__PROBLEM TO SOLVE__
Copy out the entries exactly, from the first line to the last.

[Dataset records]
- - - -

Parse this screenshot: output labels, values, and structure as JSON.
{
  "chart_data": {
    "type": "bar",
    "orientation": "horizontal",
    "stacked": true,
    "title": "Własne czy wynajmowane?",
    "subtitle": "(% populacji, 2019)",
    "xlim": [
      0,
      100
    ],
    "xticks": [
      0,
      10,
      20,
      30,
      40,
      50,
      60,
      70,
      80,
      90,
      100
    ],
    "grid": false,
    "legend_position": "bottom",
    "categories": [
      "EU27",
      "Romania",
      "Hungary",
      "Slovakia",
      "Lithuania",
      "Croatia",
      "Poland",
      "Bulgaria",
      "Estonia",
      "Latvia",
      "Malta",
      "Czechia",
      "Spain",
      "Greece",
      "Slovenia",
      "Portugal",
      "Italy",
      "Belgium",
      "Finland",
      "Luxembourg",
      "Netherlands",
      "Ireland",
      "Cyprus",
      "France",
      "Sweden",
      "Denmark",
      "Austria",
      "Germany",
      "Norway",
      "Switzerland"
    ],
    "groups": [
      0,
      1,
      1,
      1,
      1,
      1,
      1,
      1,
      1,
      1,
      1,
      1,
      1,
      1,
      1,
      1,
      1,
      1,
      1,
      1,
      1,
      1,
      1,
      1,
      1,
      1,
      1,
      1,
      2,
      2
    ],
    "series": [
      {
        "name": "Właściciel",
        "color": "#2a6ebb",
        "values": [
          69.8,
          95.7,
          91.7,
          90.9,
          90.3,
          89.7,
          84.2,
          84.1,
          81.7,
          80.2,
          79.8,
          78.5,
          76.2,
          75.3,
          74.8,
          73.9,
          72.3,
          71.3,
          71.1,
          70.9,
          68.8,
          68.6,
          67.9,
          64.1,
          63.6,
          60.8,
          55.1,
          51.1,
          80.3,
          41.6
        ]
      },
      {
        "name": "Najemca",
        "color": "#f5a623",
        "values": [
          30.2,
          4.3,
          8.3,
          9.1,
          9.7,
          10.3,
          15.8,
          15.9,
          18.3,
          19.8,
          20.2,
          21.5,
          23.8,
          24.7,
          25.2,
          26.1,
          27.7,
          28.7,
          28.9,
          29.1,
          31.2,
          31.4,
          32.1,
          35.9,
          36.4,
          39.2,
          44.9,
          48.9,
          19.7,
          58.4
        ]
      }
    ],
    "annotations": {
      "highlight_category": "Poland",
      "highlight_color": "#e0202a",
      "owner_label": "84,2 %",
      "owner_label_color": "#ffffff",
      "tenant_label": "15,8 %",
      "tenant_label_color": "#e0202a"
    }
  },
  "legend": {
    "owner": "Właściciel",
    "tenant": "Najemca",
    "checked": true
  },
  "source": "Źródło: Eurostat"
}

- - - -

__COMPLETED EXERCISE__
Parse this screenshot: output labels, values, and structure as JSON.
{
  "chart_data": {
    "type": "bar",
    "orientation": "horizontal",
    "stacked": true,
    "title": "Własne czy wynajmowane?",
    "subtitle": "(% populacji, 2019)",
    "xlim": [
      0,
      100
    ],
    "xticks": [
      0,
      10,
      20,
      30,
      40,
      50,
      60,
      70,
      80,
      90,
      100
    ],
    "grid": false,
    "legend_position": "bottom",
    "categories": [
      "EU27",
      "Romania",
      "Hungary",
      "Slovakia",
      "Lithuania",
      "Croatia",
      "Poland",
      "Bulgaria",
      "Estonia",
      "Latvia",
      "Malta",
      "Czechia",
      "Spain",
      "Greece",
      "Slovenia",
      "Portugal",
      "Italy",
      "Belgium",
      "Finland",
      "Luxembourg",
      "Netherlands",
      "Ireland",
      "Cyprus",
      "France",
      "Sweden",
      "Denmark",
      "Austria",
      "Germany",
      "Norway",
      "Switzerland"
    ],
    "groups": [
      0,
      1,
      1,
      1,
      1,
      1,
      1,
      1,
      1,
      1,
      1,
      1,
      1,
      1,
      1,
      1,
      1,
      1,
      1,
      1,
      1,
      1,
      1,
      1,
      1,
      1,
      1,
      1,
      2,
      2
    ],
    "series": [
      {
        "name": "Właściciel",
        "color": "#2a6ebb",
        "values": [
          69.8,
          95.7,
          91.7,
          90.9,
          90.3,
          89.7,
          84.2,
          84.1,
          81.7,
          80.2,
          79.8,
          78.5,
          76.2,
          75.3,
          74.8,
          73.9,
          72.3,
          71.3,
          71.1,
          70.9,
          68.8,
          68.6,
          67.9,
          64.1,
          63.6,
          60.8,
          55.1,
          51.1,
          80.3,
          41.6
        ]
      },
      {
        "name": "Najemca",
        "color": "#f5a623",
        "values": [
          30.2,
          4.3,
          8.3,
          9.1,
          9.7,
          10.3,
          15.8,
          15.9,
          18.3,
          19.8,
          20.2,
          21.5,
          23.8,
          24.7,
          25.2,
          26.1,
          27.7,
          28.7,
          28.9,
          29.1,
          31.2,
          31.4,
          32.1,
          35.9,
          36.4,
          39.2,
          44.9,
          48.9,
          19.7,
          58.4
        ]
      }
    ],
    "annotations": {
      "highlight_category": "Poland",
      "highlight_color": "#e0202a",
      "owner_label": "84,2 %",
      "owner_label_color": "#ffffff",
      "tenant_label": "15,8 %",
      "tenant_label_color": "#e0202a"
    }
  },
  "legend": {
    "owner": "Właściciel",
    "tenant": "Najemca",
    "checked": true
  },
  "source": "Źródło: Eurostat"
}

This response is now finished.